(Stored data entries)
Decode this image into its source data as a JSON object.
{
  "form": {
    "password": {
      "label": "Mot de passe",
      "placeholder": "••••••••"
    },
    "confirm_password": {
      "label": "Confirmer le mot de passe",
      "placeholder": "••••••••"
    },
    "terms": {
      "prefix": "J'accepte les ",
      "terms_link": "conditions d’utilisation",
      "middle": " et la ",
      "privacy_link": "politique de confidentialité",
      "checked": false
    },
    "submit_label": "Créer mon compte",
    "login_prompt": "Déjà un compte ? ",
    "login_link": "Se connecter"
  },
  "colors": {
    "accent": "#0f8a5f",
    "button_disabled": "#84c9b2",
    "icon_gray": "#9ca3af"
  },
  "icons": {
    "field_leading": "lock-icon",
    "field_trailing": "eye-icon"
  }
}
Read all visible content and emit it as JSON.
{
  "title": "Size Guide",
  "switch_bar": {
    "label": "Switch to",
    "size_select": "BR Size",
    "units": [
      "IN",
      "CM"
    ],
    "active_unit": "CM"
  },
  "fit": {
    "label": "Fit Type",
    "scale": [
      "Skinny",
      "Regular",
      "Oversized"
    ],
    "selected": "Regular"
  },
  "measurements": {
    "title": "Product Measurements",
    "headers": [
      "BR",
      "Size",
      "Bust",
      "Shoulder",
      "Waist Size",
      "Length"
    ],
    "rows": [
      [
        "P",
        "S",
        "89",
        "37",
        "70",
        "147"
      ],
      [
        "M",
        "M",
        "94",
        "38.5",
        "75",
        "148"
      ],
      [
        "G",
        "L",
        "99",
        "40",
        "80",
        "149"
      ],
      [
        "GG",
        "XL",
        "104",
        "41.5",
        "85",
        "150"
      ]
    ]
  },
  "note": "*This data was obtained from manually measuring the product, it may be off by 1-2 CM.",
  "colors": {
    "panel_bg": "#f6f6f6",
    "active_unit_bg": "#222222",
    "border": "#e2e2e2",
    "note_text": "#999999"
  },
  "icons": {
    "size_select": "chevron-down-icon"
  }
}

## WHAT YOU WILL DO
Go through the listing above and restate it word for word.

## RESPONSE TO THE EXERCISE
Decode this image into its source data as a JSON object.
{
  "form": {
    "password": {
      "label": "Mot de passe",
      "placeholder": "••••••••"
    },
    "confirm_password": {
      "label": "Confirmer le mot de passe",
      "placeholder": "••••••••"
    },
    "terms": {
      "prefix": "J'accepte les ",
      "terms_link": "conditions d’utilisation",
      "middle": " et la ",
      "privacy_link": "politique de confidentialité",
      "checked": false
    },
    "submit_label": "Créer mon compte",
    "login_prompt": "Déjà un compte ? ",
    "login_link": "Se connecter"
  },
  "colors": {
    "accent": "#0f8a5f",
    "button_disabled": "#84c9b2",
    "icon_gray": "#9ca3af"
  },
  "icons": {
    "field_leading": "lock-icon",
    "field_trailing": "eye-icon"
  }
}
Read all visible content and emit it as JSON.
{
  "title": "Size Guide",
  "switch_bar": {
    "label": "Switch to",
    "size_select": "BR Size",
    "units": [
      "IN",
      "CM"
    ],
    "active_unit": "CM"
  },
  "fit": {
    "label": "Fit Type",
    "scale": [
      "Skinny",
      "Regular",
      "Oversized"
    ],
    "selected": "Regular"
  },
  "measurements": {
    "title": "Product Measurements",
    "headers": [
      "BR",
      "Size",
      "Bust",
      "Shoulder",
      "Waist Size",
      "Length"
    ],
    "rows": [
      [
        "P",
        "S",
        "89",
        "37",
        "70",
        "147"
      ],
      [
        "M",
        "M",
        "94",
        "38.5",
        "75",
        "148"
      ],
      [
        "G",
        "L",
        "99",
        "40",
        "80",
        "149"
      ],
      [
        "GG",
        "XL",
        "104",
        "41.5",
        "85",
        "150"
      ]
    ]
  },
  "note": "*This data was obtained from manually measuring the product, it may be off by 1-2 CM.",
  "colors": {
    "panel_bg": "#f6f6f6",
    "active_unit_bg": "#222222",
    "border": "#e2e2e2",
    "note_text": "#999999"
  },
  "icons": {
    "size_select": "chevron-down-icon"
  }
}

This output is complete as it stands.